_WORKING DATA_
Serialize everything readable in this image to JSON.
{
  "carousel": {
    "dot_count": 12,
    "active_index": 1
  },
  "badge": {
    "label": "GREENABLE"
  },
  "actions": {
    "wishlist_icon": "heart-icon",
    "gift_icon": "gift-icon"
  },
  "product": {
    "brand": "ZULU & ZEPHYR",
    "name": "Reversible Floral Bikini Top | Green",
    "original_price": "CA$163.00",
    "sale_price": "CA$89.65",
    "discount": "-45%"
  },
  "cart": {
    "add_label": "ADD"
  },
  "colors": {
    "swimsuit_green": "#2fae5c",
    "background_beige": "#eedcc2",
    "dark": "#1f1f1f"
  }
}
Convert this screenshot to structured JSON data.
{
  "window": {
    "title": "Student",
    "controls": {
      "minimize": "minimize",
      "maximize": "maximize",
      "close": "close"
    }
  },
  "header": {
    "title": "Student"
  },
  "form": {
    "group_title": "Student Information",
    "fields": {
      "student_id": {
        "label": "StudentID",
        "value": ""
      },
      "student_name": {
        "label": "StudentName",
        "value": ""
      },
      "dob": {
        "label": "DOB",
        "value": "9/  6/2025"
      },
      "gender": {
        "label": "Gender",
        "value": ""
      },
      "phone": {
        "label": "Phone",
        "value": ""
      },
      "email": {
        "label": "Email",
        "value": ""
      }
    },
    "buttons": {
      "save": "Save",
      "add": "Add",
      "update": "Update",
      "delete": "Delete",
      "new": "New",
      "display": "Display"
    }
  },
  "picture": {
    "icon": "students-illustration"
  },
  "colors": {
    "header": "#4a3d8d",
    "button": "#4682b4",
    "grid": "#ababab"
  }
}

_TASK DESCRIPTION_
Return the lines above exactly, keeping every word.

_SOLVED PROBLEM_
Serialize everything readable in this image to JSON.
{
  "carousel": {
    "dot_count": 12,
    "active_index": 1
  },
  "badge": {
    "label": "GREENABLE"
  },
  "actions": {
    "wishlist_icon": "heart-icon",
    "gift_icon": "gift-icon"
  },
  "product": {
    "brand": "ZULU & ZEPHYR",
    "name": "Reversible Floral Bikini Top | Green",
    "original_price": "CA$163.00",
    "sale_price": "CA$89.65",
    "discount": "-45%"
  },
  "cart": {
    "add_label": "ADD"
  },
  "colors": {
    "swimsuit_green": "#2fae5c",
    "background_beige": "#eedcc2",
    "dark": "#1f1f1f"
  }
}
Convert this screenshot to structured JSON data.
{
  "window": {
    "title": "Student",
    "controls": {
      "minimize": "minimize",
      "maximize": "maximize",
      "close": "close"
    }
  },
  "header": {
    "title": "Student"
  },
  "form": {
    "group_title": "Student Information",
    "fields": {
      "student_id": {
        "label": "StudentID",
        "value": ""
      },
      "student_name": {
        "label": "StudentName",
        "value": ""
      },
      "dob": {
        "label": "DOB",
        "value": "9/  6/2025"
      },
      "gender": {
        "label": "Gender",
        "value": ""
      },
      "phone": {
        "label": "Phone",
        "value": ""
      },
      "email": {
        "label": "Email",
        "value": ""
      }
    },
    "buttons": {
      "save": "Save",
      "add": "Add",
      "update": "Update",
      "delete": "Delete",
      "new": "New",
      "display": "Display"
    }
  },
  "picture": {
    "icon": "students-illustration"
  },
  "colors": {
    "header": "#4a3d8d",
    "button": "#4682b4",
    "grid": "#ababab"
  }
}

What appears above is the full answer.